Find the string "NOAA" in the data, then copy every line where it is found.
____ Dataset content
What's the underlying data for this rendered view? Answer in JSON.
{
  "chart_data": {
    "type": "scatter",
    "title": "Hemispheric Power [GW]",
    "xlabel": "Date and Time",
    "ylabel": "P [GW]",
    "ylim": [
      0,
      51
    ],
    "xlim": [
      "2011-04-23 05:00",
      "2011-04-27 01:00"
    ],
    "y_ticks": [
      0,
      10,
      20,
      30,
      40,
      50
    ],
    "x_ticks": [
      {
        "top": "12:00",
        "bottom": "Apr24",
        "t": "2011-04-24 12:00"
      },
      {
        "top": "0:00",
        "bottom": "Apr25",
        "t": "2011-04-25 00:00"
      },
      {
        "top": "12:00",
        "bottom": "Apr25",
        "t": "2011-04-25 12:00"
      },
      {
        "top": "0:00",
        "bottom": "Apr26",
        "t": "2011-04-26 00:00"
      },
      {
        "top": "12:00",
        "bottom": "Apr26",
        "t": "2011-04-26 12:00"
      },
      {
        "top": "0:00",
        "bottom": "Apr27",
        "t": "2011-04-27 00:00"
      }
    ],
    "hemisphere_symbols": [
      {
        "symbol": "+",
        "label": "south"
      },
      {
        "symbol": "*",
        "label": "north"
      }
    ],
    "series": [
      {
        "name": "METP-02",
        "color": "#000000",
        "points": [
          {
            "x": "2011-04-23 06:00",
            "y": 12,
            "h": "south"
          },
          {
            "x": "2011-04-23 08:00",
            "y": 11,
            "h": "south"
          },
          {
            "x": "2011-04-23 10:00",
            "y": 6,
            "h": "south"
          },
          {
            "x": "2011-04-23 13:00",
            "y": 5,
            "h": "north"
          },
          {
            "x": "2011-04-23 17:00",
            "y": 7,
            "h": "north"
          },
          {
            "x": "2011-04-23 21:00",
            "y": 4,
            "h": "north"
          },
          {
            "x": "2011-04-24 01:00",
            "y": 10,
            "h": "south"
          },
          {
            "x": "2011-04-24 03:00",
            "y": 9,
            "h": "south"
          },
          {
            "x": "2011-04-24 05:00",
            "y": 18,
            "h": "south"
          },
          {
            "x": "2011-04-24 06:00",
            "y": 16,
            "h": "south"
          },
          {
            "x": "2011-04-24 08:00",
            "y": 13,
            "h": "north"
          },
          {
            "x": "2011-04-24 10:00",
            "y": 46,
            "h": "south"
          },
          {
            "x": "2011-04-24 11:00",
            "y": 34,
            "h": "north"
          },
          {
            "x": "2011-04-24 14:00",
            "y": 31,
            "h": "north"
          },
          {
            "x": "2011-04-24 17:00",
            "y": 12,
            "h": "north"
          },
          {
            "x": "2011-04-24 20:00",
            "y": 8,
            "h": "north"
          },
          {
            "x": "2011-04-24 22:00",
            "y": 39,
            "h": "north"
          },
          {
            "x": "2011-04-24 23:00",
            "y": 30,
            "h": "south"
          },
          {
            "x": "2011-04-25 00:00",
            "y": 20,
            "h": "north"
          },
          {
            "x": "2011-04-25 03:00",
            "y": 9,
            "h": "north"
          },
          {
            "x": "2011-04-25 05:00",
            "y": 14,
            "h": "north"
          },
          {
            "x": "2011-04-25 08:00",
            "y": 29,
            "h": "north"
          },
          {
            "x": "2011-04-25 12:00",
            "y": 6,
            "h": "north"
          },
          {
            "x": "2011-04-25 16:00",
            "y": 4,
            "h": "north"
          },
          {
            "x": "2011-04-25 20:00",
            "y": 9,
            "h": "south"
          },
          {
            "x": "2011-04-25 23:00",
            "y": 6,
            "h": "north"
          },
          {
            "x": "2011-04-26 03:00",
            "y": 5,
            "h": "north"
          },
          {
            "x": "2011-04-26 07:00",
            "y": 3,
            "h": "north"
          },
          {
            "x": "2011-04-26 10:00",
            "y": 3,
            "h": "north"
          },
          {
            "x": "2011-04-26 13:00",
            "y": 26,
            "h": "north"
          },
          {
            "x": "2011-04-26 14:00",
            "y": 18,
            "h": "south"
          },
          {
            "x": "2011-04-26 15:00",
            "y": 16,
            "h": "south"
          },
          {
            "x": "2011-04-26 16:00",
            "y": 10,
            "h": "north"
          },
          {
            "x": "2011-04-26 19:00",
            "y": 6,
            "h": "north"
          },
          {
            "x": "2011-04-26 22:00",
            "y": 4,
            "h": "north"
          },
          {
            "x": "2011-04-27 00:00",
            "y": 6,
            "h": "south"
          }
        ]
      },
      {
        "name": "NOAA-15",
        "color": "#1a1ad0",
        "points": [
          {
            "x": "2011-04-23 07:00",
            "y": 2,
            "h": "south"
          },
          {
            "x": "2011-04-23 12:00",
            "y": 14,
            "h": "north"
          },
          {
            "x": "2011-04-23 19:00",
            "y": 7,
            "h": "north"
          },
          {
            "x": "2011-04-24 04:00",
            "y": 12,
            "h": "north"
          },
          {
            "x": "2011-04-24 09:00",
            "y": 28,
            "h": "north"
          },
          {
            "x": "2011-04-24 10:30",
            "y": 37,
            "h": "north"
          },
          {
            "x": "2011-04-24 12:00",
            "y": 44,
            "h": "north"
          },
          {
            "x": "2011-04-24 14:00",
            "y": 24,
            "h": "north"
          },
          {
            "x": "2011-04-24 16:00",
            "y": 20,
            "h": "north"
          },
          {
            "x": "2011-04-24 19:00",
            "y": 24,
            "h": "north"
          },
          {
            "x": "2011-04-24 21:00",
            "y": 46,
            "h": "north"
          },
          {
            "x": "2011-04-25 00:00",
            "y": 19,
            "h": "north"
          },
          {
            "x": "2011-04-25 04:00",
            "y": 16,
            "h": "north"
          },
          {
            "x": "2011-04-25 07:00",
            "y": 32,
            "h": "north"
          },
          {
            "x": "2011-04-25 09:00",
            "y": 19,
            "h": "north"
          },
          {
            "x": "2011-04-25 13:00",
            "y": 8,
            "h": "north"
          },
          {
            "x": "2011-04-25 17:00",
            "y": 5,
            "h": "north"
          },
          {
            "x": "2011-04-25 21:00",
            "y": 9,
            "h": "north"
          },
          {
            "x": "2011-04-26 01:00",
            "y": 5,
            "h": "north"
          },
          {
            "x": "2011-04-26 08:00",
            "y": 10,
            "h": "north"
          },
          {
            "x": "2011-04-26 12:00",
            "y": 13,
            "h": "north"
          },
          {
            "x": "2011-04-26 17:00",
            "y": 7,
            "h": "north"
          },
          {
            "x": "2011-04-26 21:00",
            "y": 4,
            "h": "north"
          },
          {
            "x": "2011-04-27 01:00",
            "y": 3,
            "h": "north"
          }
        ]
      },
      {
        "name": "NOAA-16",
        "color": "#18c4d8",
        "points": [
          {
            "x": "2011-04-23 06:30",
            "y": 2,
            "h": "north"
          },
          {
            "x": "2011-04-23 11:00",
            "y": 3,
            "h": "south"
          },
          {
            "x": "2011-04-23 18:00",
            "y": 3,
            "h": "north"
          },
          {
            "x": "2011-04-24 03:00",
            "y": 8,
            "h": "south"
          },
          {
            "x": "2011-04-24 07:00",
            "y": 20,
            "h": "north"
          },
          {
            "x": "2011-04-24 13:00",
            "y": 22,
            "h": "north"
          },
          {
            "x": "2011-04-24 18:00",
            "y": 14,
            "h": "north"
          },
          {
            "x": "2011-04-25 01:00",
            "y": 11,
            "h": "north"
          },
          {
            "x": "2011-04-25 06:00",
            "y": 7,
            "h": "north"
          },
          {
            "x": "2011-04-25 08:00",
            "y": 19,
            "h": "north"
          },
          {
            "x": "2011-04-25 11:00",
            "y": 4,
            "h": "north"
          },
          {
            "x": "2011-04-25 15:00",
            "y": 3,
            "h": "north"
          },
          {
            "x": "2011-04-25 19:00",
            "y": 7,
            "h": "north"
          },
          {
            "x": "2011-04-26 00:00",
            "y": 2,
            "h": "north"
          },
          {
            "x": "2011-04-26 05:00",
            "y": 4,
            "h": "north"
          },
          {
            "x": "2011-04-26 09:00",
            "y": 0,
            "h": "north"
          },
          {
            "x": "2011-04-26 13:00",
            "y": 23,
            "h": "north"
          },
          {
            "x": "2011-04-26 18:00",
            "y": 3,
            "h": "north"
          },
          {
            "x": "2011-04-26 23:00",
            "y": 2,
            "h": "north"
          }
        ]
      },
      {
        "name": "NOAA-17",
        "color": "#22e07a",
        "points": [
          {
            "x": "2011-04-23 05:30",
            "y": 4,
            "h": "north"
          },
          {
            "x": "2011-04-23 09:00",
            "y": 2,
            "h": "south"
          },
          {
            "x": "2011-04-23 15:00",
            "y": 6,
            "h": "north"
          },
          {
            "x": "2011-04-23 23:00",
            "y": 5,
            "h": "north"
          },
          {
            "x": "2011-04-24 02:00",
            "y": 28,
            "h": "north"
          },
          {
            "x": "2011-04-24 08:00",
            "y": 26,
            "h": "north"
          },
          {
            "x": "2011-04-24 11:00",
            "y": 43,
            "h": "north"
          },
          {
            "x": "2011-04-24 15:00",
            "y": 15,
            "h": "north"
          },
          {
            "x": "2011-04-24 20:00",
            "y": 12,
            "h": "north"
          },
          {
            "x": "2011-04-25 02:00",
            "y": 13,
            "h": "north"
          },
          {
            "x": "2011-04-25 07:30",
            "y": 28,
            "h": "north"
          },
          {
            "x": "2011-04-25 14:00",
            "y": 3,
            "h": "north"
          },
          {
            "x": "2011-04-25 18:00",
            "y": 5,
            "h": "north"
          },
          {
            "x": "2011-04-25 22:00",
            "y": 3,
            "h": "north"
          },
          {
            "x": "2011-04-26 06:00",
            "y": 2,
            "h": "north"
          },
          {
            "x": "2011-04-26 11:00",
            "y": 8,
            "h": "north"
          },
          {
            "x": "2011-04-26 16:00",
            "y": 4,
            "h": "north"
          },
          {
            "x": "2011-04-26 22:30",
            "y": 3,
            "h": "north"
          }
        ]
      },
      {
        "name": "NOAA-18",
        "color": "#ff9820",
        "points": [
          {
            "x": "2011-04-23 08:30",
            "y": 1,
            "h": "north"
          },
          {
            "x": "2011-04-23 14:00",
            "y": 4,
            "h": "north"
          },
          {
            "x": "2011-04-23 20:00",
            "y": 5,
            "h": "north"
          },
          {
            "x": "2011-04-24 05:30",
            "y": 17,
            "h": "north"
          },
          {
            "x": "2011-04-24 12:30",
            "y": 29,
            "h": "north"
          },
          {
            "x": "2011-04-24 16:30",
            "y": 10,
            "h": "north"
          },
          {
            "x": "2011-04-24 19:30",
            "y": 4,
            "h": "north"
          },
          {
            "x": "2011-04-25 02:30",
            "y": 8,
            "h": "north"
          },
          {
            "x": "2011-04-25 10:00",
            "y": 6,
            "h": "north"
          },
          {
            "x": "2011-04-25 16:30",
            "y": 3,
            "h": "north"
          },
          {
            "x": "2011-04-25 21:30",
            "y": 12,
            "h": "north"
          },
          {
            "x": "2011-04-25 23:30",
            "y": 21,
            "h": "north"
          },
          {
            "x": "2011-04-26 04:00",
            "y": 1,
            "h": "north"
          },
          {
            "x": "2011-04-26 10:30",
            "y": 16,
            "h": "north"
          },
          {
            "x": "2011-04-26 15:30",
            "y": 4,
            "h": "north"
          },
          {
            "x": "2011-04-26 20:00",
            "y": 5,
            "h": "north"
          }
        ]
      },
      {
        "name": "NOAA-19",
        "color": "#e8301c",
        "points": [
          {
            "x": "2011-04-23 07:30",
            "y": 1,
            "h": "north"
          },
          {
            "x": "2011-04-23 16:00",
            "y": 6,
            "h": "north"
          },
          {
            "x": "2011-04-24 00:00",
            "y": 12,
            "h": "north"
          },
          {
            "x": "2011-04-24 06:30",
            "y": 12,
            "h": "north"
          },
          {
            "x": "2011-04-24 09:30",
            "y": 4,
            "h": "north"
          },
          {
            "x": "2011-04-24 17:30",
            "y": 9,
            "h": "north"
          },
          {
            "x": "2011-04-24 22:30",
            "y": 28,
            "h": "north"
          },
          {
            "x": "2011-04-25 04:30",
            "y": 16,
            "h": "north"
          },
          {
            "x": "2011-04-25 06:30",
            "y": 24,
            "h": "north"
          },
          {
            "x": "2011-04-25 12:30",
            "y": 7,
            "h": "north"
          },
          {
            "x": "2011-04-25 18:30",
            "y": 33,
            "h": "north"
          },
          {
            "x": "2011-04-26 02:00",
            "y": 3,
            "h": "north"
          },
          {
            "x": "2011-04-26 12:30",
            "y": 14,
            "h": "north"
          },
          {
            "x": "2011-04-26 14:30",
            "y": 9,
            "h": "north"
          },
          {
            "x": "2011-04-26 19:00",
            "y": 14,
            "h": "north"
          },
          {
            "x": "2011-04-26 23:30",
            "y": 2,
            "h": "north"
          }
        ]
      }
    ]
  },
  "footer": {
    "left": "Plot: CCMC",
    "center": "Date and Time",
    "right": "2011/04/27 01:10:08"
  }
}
________
■ **Response to the task**:
        "name": "NOAA-15",
        "name": "NOAA-16",
        "name": "NOAA-17",
        "name": "NOAA-18",
        "name": "NOAA-19",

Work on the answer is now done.